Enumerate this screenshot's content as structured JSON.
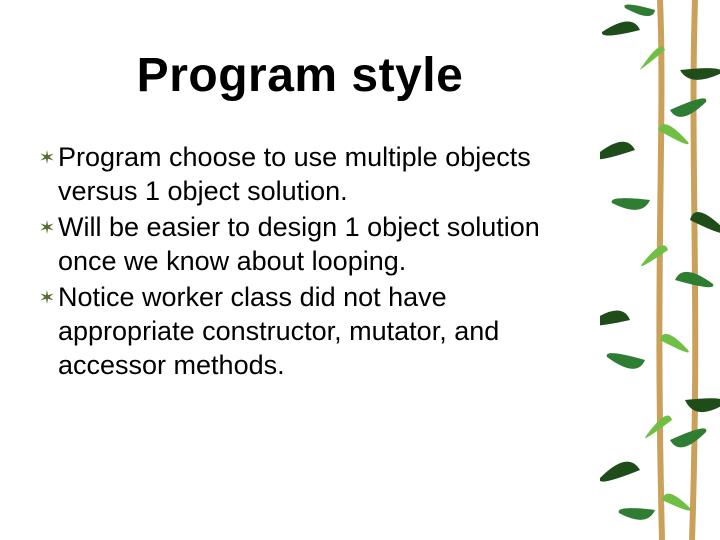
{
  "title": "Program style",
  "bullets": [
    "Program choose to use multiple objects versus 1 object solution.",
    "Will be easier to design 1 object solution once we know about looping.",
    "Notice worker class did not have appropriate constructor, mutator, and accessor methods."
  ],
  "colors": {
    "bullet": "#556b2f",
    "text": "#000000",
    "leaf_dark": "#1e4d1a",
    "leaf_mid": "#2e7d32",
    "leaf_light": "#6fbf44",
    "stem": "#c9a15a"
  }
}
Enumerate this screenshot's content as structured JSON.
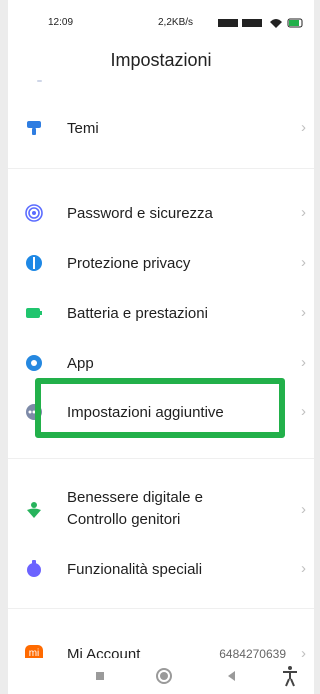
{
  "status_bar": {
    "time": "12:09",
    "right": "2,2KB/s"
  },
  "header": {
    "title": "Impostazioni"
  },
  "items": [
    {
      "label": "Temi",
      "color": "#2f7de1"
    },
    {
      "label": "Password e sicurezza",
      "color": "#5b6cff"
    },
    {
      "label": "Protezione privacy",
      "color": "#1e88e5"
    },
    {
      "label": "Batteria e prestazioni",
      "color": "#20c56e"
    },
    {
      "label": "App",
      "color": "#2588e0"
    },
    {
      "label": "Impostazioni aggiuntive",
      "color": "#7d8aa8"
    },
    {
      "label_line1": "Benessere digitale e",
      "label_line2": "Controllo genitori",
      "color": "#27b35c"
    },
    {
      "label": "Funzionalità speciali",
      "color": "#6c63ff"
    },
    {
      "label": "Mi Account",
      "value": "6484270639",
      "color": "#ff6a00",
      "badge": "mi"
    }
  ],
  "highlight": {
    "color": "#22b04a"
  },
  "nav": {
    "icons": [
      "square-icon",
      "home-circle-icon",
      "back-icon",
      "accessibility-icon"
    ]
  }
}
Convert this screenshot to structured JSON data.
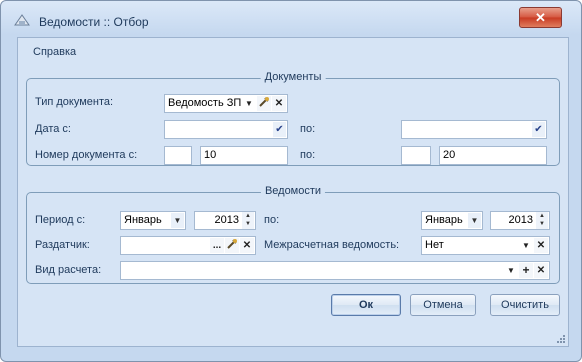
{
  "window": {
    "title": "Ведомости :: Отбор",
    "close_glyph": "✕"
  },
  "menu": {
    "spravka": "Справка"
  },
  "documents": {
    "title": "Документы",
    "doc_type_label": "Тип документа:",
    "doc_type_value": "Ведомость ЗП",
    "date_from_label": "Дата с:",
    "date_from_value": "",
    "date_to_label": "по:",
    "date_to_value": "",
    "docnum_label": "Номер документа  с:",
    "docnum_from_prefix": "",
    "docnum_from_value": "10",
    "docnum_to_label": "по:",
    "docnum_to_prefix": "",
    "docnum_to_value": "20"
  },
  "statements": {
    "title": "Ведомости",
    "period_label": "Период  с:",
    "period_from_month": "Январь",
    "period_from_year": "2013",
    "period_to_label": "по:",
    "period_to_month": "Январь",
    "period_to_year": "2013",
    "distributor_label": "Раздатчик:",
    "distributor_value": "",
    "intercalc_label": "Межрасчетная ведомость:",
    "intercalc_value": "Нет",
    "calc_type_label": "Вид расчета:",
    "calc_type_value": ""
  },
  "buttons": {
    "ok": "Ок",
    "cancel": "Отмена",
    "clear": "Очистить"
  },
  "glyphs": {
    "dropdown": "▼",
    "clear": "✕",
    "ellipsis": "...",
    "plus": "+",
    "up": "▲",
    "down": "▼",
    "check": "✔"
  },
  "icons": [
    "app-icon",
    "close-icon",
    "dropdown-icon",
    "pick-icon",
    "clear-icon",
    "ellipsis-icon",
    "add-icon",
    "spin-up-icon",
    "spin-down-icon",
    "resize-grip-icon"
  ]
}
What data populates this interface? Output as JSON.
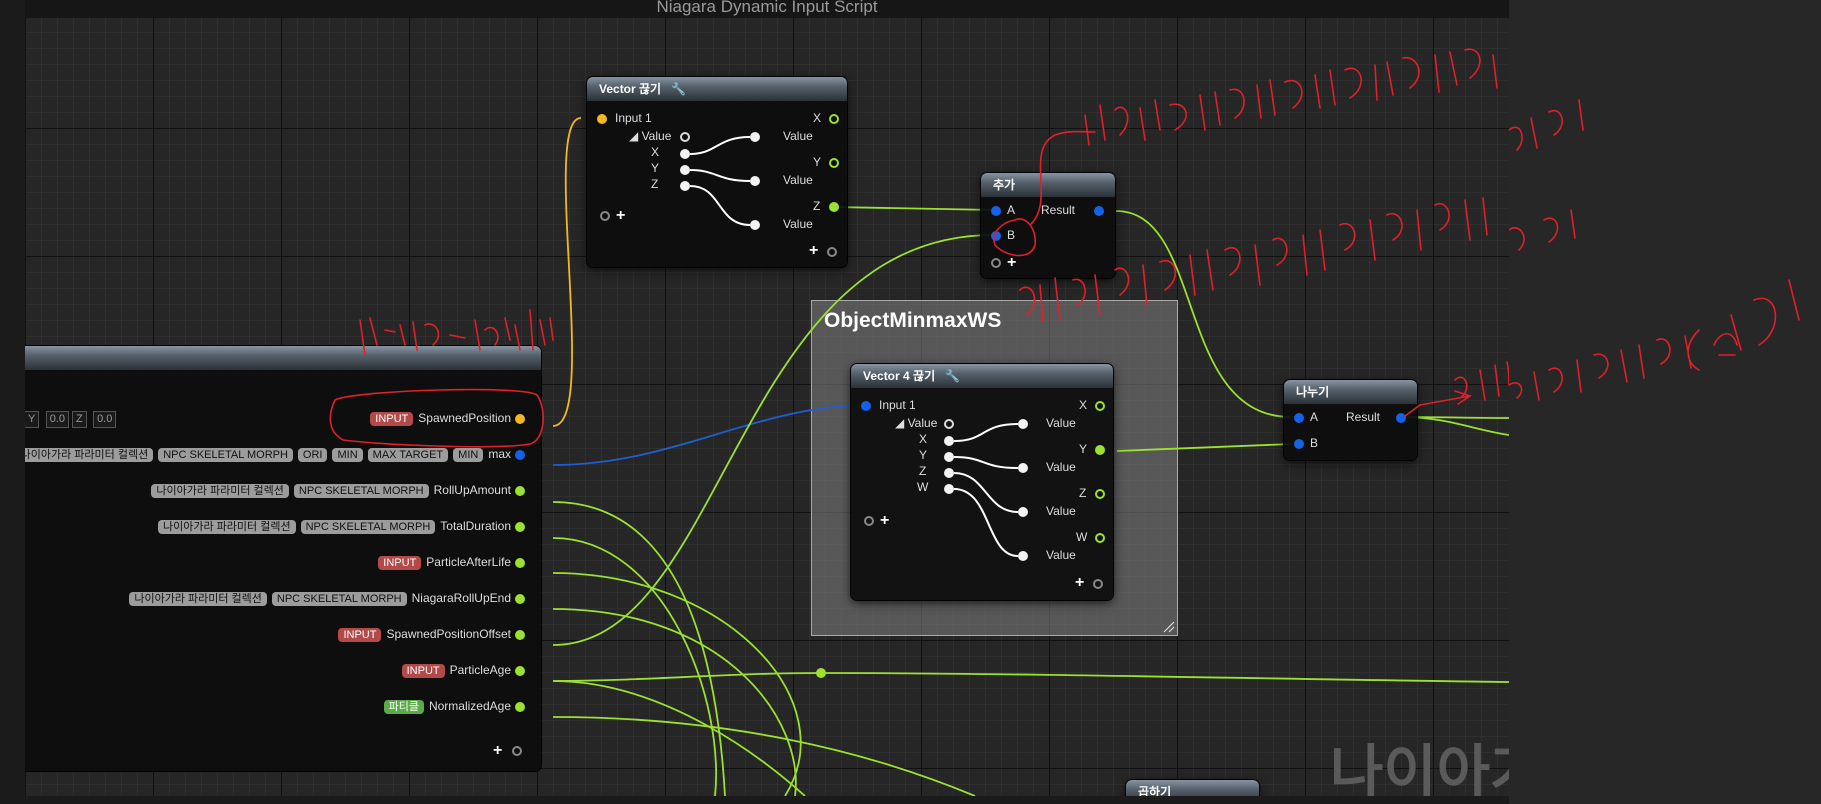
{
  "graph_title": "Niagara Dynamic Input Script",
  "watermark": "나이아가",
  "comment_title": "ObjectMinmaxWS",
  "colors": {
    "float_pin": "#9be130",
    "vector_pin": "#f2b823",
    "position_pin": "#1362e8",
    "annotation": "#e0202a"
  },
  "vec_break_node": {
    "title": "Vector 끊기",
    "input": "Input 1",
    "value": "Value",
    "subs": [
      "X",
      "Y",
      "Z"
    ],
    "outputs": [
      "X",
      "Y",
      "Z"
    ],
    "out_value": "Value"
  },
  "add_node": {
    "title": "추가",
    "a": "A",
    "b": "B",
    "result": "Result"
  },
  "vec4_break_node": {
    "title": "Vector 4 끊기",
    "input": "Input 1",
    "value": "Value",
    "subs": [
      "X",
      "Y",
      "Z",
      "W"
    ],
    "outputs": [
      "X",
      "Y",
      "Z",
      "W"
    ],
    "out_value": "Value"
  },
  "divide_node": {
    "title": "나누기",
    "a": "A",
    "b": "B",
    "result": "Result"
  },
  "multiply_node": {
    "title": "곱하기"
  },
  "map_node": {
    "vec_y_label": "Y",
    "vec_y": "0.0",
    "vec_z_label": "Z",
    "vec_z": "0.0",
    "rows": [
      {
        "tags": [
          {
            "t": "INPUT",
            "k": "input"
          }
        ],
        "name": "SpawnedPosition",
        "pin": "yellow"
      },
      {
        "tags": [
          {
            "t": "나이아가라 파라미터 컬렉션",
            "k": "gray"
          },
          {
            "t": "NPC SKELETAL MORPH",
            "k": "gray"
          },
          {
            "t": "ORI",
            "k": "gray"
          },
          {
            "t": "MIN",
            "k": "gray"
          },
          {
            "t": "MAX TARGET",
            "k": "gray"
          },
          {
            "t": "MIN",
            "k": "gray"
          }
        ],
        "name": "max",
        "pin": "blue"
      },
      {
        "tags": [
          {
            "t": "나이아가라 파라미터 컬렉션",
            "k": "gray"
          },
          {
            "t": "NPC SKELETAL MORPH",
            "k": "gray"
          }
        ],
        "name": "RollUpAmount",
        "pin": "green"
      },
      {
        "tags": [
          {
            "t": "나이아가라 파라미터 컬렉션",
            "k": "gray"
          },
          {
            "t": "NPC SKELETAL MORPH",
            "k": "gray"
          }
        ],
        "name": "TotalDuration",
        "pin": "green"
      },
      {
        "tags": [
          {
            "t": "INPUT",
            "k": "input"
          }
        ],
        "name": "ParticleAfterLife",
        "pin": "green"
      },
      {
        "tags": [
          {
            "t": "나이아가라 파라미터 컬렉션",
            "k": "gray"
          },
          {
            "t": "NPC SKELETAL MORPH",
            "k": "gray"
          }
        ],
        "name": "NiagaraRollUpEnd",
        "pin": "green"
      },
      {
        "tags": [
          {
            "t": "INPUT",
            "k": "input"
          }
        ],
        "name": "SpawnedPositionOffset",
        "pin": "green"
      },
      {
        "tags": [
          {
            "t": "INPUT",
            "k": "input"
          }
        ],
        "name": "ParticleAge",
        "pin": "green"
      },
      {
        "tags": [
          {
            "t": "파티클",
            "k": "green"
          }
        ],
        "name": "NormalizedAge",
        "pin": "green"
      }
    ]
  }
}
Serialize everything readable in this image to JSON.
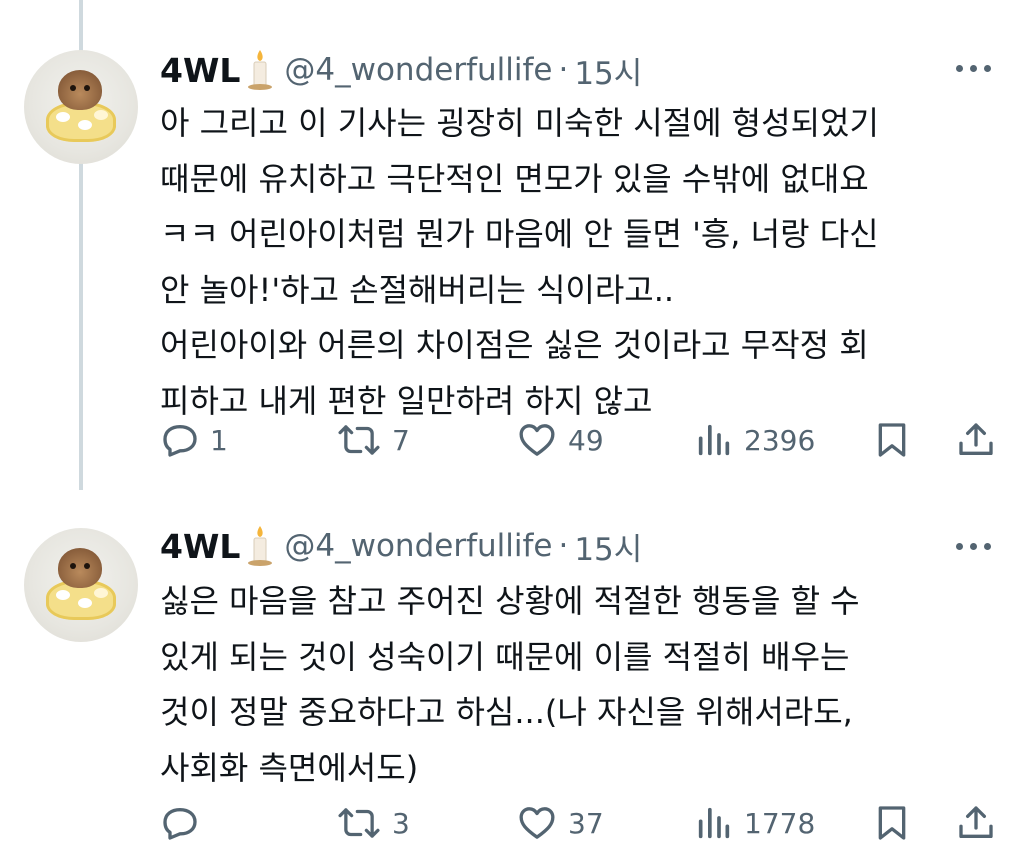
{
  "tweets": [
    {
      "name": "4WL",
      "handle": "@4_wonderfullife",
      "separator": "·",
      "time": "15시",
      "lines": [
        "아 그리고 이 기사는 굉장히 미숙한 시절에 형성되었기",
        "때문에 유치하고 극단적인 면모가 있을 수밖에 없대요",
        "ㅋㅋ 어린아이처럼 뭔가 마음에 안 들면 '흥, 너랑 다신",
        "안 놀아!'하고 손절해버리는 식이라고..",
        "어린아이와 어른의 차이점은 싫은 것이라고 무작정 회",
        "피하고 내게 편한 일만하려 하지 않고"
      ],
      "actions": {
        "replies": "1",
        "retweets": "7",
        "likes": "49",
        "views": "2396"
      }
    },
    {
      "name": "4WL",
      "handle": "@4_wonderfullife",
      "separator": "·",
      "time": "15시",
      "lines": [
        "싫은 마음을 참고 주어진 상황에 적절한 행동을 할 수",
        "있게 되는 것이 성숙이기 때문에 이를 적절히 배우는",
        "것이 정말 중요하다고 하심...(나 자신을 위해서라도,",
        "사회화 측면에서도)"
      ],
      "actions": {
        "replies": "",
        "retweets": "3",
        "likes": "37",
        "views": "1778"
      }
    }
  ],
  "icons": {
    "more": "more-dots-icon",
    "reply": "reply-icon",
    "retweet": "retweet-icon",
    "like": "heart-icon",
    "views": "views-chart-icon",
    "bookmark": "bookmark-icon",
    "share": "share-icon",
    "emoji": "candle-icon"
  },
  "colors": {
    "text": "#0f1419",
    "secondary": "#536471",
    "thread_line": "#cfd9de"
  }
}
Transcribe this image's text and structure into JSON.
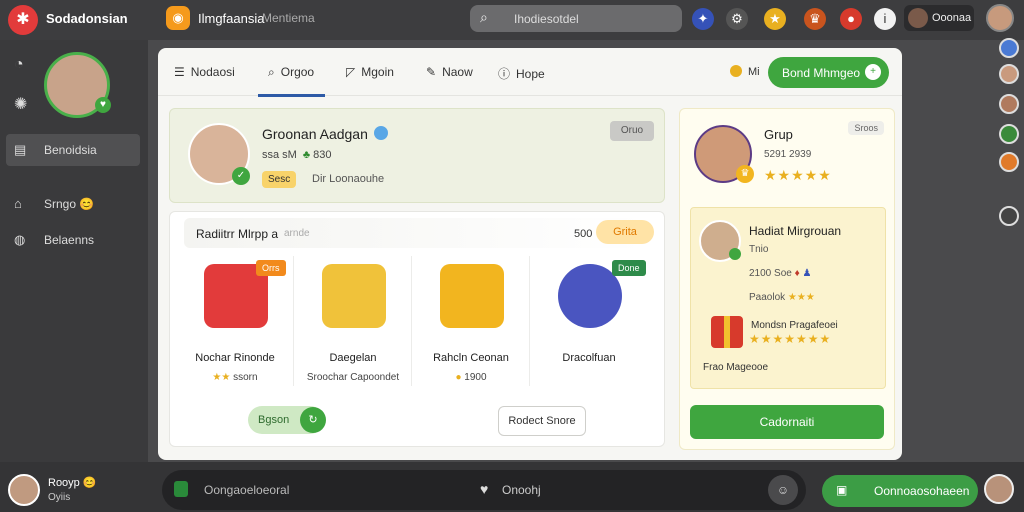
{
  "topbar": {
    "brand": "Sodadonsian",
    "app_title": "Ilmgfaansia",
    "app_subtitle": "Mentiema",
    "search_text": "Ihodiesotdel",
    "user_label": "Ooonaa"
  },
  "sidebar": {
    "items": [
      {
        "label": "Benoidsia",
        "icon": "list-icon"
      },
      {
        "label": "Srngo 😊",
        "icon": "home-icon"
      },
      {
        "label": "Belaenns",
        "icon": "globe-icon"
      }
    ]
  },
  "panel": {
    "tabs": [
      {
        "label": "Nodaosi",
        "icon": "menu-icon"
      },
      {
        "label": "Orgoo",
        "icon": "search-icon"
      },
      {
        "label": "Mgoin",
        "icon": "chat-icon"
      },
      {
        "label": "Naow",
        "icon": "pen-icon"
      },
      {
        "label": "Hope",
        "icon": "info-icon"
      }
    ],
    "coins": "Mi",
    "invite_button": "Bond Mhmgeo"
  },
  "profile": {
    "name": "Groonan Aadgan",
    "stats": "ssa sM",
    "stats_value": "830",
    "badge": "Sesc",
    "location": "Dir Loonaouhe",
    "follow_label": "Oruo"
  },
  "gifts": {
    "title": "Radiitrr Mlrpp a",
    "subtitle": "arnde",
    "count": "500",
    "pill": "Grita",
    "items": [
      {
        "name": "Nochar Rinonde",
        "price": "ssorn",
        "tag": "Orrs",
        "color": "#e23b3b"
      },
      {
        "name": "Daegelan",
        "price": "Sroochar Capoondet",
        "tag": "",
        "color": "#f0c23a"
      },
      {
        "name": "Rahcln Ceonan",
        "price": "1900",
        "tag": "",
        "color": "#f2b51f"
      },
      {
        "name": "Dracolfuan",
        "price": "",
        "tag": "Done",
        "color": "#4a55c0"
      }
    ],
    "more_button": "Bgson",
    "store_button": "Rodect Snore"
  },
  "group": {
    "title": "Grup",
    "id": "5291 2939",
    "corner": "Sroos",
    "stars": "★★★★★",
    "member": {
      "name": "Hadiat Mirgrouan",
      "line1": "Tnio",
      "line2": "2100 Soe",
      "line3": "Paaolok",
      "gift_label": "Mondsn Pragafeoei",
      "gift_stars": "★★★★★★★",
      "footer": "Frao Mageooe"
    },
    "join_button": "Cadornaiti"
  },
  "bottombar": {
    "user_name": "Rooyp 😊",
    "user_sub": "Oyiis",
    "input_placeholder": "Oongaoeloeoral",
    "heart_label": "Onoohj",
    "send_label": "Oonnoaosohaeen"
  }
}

Directive> Go through the records above, find every line with the word "this", and list those lines.

Task solution>
Enumerate this screenshot's content as structured JSON.
Enumerate this screenshot's content as structured JSON.
Convert this screenshot to structured JSON data.
What data populates this interface? Output as JSON.
Serialize everything readable in this image to JSON.
Transcribe this image's text and structure into JSON.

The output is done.